* Request
Copy the data that follows, character for character, minus the pictures.

[Records contained in a dataset]
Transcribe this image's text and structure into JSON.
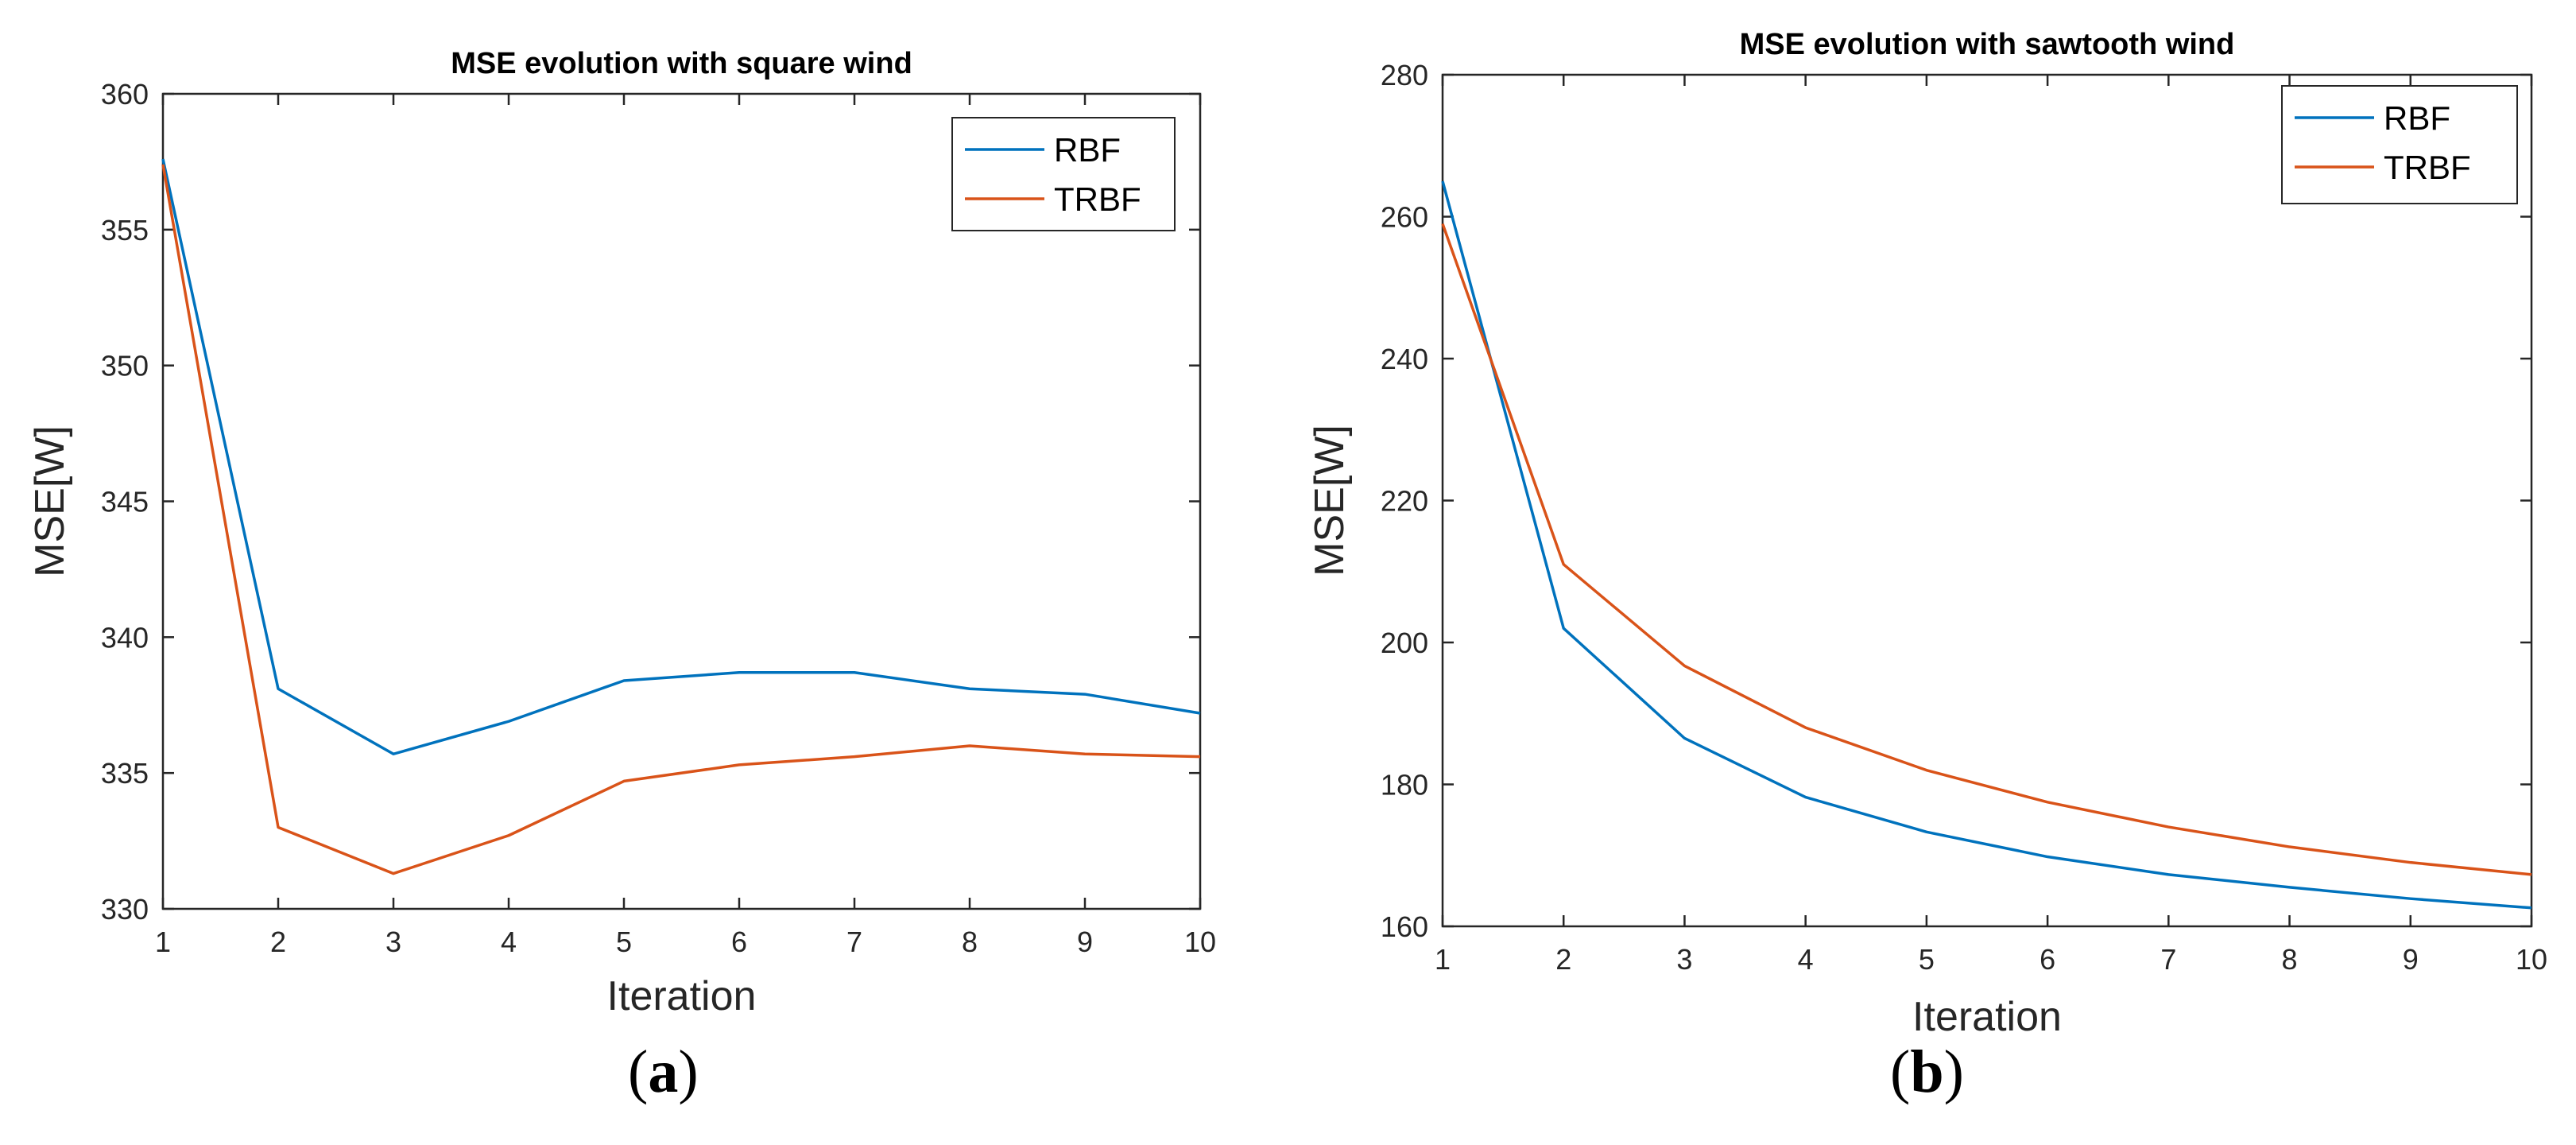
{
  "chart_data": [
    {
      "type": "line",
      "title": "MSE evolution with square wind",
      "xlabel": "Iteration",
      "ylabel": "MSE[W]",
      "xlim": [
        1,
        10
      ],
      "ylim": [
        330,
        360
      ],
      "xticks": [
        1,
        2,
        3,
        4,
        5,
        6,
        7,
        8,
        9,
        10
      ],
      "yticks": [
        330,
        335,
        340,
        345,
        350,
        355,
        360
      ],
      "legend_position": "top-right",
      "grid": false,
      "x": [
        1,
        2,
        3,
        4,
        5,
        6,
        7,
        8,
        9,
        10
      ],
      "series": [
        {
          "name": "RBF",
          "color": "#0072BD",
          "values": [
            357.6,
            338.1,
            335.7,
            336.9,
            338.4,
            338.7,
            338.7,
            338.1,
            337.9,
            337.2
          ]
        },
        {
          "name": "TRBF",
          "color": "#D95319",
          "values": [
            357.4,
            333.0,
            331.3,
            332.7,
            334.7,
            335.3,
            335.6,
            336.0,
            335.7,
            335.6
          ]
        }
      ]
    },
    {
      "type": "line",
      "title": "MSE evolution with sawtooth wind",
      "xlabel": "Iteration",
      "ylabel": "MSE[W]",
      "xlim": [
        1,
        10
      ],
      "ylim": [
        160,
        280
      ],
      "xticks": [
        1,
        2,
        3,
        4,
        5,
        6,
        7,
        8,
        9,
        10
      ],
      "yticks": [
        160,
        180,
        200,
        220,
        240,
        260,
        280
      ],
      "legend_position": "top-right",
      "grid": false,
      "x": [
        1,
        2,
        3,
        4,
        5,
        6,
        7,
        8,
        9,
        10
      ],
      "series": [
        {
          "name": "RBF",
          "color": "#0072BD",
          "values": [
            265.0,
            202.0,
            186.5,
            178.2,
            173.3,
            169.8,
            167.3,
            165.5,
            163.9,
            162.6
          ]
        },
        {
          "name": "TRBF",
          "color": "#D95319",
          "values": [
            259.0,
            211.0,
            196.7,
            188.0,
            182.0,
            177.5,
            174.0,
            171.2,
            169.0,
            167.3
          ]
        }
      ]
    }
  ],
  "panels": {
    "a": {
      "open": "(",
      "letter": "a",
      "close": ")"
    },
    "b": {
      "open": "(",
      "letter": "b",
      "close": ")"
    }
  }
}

* Worked answer
Transcribe this image's text and structure into JSON.
{
  "chart_data": [
    {
      "type": "line",
      "title": "MSE evolution with square wind",
      "xlabel": "Iteration",
      "ylabel": "MSE[W]",
      "xlim": [
        1,
        10
      ],
      "ylim": [
        330,
        360
      ],
      "xticks": [
        1,
        2,
        3,
        4,
        5,
        6,
        7,
        8,
        9,
        10
      ],
      "yticks": [
        330,
        335,
        340,
        345,
        350,
        355,
        360
      ],
      "legend_position": "top-right",
      "grid": false,
      "x": [
        1,
        2,
        3,
        4,
        5,
        6,
        7,
        8,
        9,
        10
      ],
      "series": [
        {
          "name": "RBF",
          "color": "#0072BD",
          "values": [
            357.6,
            338.1,
            335.7,
            336.9,
            338.4,
            338.7,
            338.7,
            338.1,
            337.9,
            337.2
          ]
        },
        {
          "name": "TRBF",
          "color": "#D95319",
          "values": [
            357.4,
            333.0,
            331.3,
            332.7,
            334.7,
            335.3,
            335.6,
            336.0,
            335.7,
            335.6
          ]
        }
      ]
    },
    {
      "type": "line",
      "title": "MSE evolution with sawtooth wind",
      "xlabel": "Iteration",
      "ylabel": "MSE[W]",
      "xlim": [
        1,
        10
      ],
      "ylim": [
        160,
        280
      ],
      "xticks": [
        1,
        2,
        3,
        4,
        5,
        6,
        7,
        8,
        9,
        10
      ],
      "yticks": [
        160,
        180,
        200,
        220,
        240,
        260,
        280
      ],
      "legend_position": "top-right",
      "grid": false,
      "x": [
        1,
        2,
        3,
        4,
        5,
        6,
        7,
        8,
        9,
        10
      ],
      "series": [
        {
          "name": "RBF",
          "color": "#0072BD",
          "values": [
            265.0,
            202.0,
            186.5,
            178.2,
            173.3,
            169.8,
            167.3,
            165.5,
            163.9,
            162.6
          ]
        },
        {
          "name": "TRBF",
          "color": "#D95319",
          "values": [
            259.0,
            211.0,
            196.7,
            188.0,
            182.0,
            177.5,
            174.0,
            171.2,
            169.0,
            167.3
          ]
        }
      ]
    }
  ],
  "panels": {
    "a": {
      "open": "(",
      "letter": "a",
      "close": ")"
    },
    "b": {
      "open": "(",
      "letter": "b",
      "close": ")"
    }
  }
}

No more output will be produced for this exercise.